STATED PROBLEM A — Duplicate everything in the forum thread on shooting older ammo from "I would probably" down to "a full auto.....ever!!!", word for word.

PROVIDED TEXT —
——

# Shooting Older Ammo



## madmag (Jan 29, 2007)

What are your thoughts on keeping older ammo? My feelings are that I have no problem with shooting ammo that is 30 years old. In fact, in the early 1960's I shot some surplus Army .45ACP ammo in an old Remington Rand 1911. The ammo was dated 1917. It actually fired. Did have some that you could hear the hammer fall first...then bang. But that is an extreme. I have on many occasions fired ammo that I have stored for over 25 to 30 years with complete reliability. I guess I am saying that I think the worry about replacing ammo after a short time is extreme. Also, while in the Army in 1959 I had the chance to shoot up WWII surplus (dated early 40's) ammo in my .45ACP grease gun. Shot thousands of rounds with no issues (lots of fun). But maybe someone has the experience that they had failures with older ammo.


----------



## jeepgirl (Jan 17, 2007)

I have been wondering if ammo expires..not that I can afford to stock up a surplus, just curious.


----------



## scooter (May 9, 2006)

Most of it will be ok but do watch for squibs, If the ammo has been in a damp place at some time it could make for some misfires or squibs.
I would probably use the old stuff for plinking/targets while I spent my money stocking up newer stuff.
And I would DEFINATELY avoid using real old ammo in a full auto.....ever!!!


----------



## madmag (Jan 29, 2007)

jeepgirl said:


> I have been wondering if ammo expires..not that I can afford to stock up a surplus, just curious.

——

DATASET ENTRIES —
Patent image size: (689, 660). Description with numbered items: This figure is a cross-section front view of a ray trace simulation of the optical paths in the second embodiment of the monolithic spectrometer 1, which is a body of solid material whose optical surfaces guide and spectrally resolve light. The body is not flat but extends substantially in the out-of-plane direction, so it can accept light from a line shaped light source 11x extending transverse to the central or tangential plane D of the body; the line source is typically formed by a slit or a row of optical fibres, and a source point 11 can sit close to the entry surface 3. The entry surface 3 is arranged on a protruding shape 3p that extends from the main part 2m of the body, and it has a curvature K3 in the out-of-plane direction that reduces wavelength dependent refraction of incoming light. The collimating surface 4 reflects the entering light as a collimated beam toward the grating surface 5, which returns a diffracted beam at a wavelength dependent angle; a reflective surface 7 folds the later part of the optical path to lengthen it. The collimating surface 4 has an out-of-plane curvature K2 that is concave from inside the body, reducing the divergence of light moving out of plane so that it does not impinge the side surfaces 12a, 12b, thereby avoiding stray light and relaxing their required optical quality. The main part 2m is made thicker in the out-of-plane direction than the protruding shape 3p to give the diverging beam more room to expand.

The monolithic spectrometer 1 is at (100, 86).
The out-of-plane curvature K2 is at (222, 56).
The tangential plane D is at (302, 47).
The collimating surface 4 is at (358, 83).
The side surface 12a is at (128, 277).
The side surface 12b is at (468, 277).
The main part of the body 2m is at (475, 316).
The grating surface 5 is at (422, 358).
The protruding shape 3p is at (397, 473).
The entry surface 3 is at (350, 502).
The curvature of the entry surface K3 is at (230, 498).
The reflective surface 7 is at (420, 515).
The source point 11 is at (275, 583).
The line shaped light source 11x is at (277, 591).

——

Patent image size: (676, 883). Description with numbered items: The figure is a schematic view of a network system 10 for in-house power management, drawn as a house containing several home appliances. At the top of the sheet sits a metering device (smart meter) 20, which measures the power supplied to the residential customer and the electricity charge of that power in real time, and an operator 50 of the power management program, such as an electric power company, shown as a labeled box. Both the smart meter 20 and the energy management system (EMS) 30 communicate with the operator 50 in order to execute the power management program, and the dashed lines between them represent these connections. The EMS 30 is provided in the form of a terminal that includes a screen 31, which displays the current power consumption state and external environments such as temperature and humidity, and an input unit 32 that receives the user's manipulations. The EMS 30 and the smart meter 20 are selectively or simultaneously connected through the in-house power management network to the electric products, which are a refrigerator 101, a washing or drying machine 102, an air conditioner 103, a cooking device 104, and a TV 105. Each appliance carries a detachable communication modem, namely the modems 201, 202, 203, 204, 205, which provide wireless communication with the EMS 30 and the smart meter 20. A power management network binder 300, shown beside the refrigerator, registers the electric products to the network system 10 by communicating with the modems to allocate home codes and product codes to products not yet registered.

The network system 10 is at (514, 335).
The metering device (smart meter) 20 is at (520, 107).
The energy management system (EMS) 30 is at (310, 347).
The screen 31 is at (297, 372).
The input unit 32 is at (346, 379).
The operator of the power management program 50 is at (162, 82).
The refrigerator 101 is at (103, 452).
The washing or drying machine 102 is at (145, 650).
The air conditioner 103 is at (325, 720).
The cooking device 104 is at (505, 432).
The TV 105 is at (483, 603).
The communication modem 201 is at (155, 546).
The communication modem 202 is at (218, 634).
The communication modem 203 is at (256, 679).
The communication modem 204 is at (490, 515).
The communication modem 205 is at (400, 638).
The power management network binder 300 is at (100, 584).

——

STATED PROBLEM B — In the records, set down everything from the line containing "Patent image size: (676, 883)." down to the line containing "The communication modem 202 is at (218, 634).", word for word.

TASK ANSWER A —
I would probably use the old stuff for plinking/targets while I spent my money stocking up newer stuff.
And I would DEFINATELY avoid using real old ammo in a full auto.....ever!!!

TASK ANSWER B —
Patent image size: (676, 883). Description with numbered items: The figure is a schematic view of a network system 10 for in-house power management, drawn as a house containing several home appliances. At the top of the sheet sits a metering device (smart meter) 20, which measures the power supplied to the residential customer and the electricity charge of that power in real time, and an operator 50 of the power management program, such as an electric power company, shown as a labeled box. Both the smart meter 20 and the energy management system (EMS) 30 communicate with the operator 50 in order to execute the power management program, and the dashed lines between them represent these connections. The EMS 30 is provided in the form of a terminal that includes a screen 31, which displays the current power consumption state and external environments such as temperature and humidity, and an input unit 32 that receives the user's manipulations. The EMS 30 and the smart meter 20 are selectively or simultaneously connected through the in-house power management network to the electric products, which are a refrigerator 101, a washing or drying machine 102, an air conditioner 103, a cooking device 104, and a TV 105. Each appliance carries a detachable communication modem, namely the modems 201, 202, 203, 204, 205, which provide wireless communication with the EMS 30 and the smart meter 20. A power management network binder 300, shown beside the refrigerator, registers the electric products to the network system 10 by communicating with the modems to allocate home codes and product codes to products not yet registered.

The network system 10 is at (514, 335).
The metering device (smart meter) 20 is at (520, 107).
The energy management system (EMS) 30 is at (310, 347).
The screen 31 is at (297, 372).
The input unit 32 is at (346, 379).
The operator of the power management program 50 is at (162, 82).
The refrigerator 101 is at (103, 452).
The washing or drying machine 102 is at (145, 650).
The air conditioner 103 is at (325, 720).
The cooking device 104 is at (505, 432).
The TV 105 is at (483, 603).
The communication modem 201 is at (155, 546).
The communication modem 202 is at (218, 634).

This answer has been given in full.